◆ ENTRIES ◆
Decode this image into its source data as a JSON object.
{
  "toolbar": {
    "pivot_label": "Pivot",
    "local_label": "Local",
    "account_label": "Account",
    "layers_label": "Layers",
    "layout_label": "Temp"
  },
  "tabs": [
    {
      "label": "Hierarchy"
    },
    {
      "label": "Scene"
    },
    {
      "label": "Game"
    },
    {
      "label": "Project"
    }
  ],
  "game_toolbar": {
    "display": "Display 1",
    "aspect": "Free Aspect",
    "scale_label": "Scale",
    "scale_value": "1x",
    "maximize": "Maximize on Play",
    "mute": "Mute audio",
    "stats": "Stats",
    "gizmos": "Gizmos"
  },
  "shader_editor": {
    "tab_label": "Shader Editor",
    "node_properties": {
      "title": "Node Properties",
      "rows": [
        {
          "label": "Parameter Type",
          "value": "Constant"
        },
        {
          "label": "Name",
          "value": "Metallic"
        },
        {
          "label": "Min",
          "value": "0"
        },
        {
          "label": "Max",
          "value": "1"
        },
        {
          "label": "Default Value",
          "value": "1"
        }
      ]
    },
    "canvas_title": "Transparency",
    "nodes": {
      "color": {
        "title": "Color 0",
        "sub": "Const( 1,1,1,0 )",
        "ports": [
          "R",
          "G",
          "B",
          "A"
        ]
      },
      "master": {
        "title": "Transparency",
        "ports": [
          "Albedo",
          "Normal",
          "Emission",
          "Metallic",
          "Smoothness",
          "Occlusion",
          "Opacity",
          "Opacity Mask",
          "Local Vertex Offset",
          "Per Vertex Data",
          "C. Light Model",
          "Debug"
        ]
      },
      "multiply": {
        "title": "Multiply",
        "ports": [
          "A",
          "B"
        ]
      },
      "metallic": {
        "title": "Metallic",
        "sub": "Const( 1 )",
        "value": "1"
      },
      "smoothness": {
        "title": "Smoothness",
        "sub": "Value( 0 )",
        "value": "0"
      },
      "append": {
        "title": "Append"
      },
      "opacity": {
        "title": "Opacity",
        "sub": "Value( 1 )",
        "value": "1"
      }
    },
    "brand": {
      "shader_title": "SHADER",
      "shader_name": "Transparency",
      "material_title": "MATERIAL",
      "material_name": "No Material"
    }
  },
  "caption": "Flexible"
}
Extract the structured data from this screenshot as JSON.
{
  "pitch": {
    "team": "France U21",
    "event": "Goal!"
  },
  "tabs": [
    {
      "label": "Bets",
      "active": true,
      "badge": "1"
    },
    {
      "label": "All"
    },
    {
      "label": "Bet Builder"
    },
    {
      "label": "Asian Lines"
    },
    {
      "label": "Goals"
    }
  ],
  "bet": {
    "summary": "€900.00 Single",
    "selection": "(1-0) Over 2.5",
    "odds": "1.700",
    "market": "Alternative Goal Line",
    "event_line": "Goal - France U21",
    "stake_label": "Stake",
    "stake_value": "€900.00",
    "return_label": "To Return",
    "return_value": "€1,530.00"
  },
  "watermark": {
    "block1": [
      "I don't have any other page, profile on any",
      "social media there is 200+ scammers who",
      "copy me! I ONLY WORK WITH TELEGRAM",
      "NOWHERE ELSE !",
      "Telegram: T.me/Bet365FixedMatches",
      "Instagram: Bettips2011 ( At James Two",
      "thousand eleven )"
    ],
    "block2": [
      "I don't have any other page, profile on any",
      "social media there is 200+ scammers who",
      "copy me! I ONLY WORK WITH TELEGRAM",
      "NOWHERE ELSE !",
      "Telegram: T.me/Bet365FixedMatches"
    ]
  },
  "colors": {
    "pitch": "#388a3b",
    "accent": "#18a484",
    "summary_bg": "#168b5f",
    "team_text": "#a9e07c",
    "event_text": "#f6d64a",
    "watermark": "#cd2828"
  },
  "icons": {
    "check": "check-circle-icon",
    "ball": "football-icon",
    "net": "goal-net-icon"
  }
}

◆ DO THIS ◆
Each line of the listing should be echoed back exactly.

◆ RESPONSE ◆
Decode this image into its source data as a JSON object.
{
  "toolbar": {
    "pivot_label": "Pivot",
    "local_label": "Local",
    "account_label": "Account",
    "layers_label": "Layers",
    "layout_label": "Temp"
  },
  "tabs": [
    {
      "label": "Hierarchy"
    },
    {
      "label": "Scene"
    },
    {
      "label": "Game"
    },
    {
      "label": "Project"
    }
  ],
  "game_toolbar": {
    "display": "Display 1",
    "aspect": "Free Aspect",
    "scale_label": "Scale",
    "scale_value": "1x",
    "maximize": "Maximize on Play",
    "mute": "Mute audio",
    "stats": "Stats",
    "gizmos": "Gizmos"
  },
  "shader_editor": {
    "tab_label": "Shader Editor",
    "node_properties": {
      "title": "Node Properties",
      "rows": [
        {
          "label": "Parameter Type",
          "value": "Constant"
        },
        {
          "label": "Name",
          "value": "Metallic"
        },
        {
          "label": "Min",
          "value": "0"
        },
        {
          "label": "Max",
          "value": "1"
        },
        {
          "label": "Default Value",
          "value": "1"
        }
      ]
    },
    "canvas_title": "Transparency",
    "nodes": {
      "color": {
        "title": "Color 0",
        "sub": "Const( 1,1,1,0 )",
        "ports": [
          "R",
          "G",
          "B",
          "A"
        ]
      },
      "master": {
        "title": "Transparency",
        "ports": [
          "Albedo",
          "Normal",
          "Emission",
          "Metallic",
          "Smoothness",
          "Occlusion",
          "Opacity",
          "Opacity Mask",
          "Local Vertex Offset",
          "Per Vertex Data",
          "C. Light Model",
          "Debug"
        ]
      },
      "multiply": {
        "title": "Multiply",
        "ports": [
          "A",
          "B"
        ]
      },
      "metallic": {
        "title": "Metallic",
        "sub": "Const( 1 )",
        "value": "1"
      },
      "smoothness": {
        "title": "Smoothness",
        "sub": "Value( 0 )",
        "value": "0"
      },
      "append": {
        "title": "Append"
      },
      "opacity": {
        "title": "Opacity",
        "sub": "Value( 1 )",
        "value": "1"
      }
    },
    "brand": {
      "shader_title": "SHADER",
      "shader_name": "Transparency",
      "material_title": "MATERIAL",
      "material_name": "No Material"
    }
  },
  "caption": "Flexible"
}
Extract the structured data from this screenshot as JSON.
{
  "pitch": {
    "team": "France U21",
    "event": "Goal!"
  },
  "tabs": [
    {
      "label": "Bets",
      "active": true,
      "badge": "1"
    },
    {
      "label": "All"
    },
    {
      "label": "Bet Builder"
    },
    {
      "label": "Asian Lines"
    },
    {
      "label": "Goals"
    }
  ],
  "bet": {
    "summary": "€900.00 Single",
    "selection": "(1-0) Over 2.5",
    "odds": "1.700",
    "market": "Alternative Goal Line",
    "event_line": "Goal - France U21",
    "stake_label": "Stake",
    "stake_value": "€900.00",
    "return_label": "To Return",
    "return_value": "€1,530.00"
  },
  "watermark": {
    "block1": [
      "I don't have any other page, profile on any",
      "social media there is 200+ scammers who",
      "copy me! I ONLY WORK WITH TELEGRAM",
      "NOWHERE ELSE !",
      "Telegram: T.me/Bet365FixedMatches",
      "Instagram: Bettips2011 ( At James Two",
      "thousand eleven )"
    ],
    "block2": [
      "I don't have any other page, profile on any",
      "social media there is 200+ scammers who",
      "copy me! I ONLY WORK WITH TELEGRAM",
      "NOWHERE ELSE !",
      "Telegram: T.me/Bet365FixedMatches"
    ]
  },
  "colors": {
    "pitch": "#388a3b",
    "accent": "#18a484",
    "summary_bg": "#168b5f",
    "team_text": "#a9e07c",
    "event_text": "#f6d64a",
    "watermark": "#cd2828"
  },
  "icons": {
    "check": "check-circle-icon",
    "ball": "football-icon",
    "net": "goal-net-icon"
  }
}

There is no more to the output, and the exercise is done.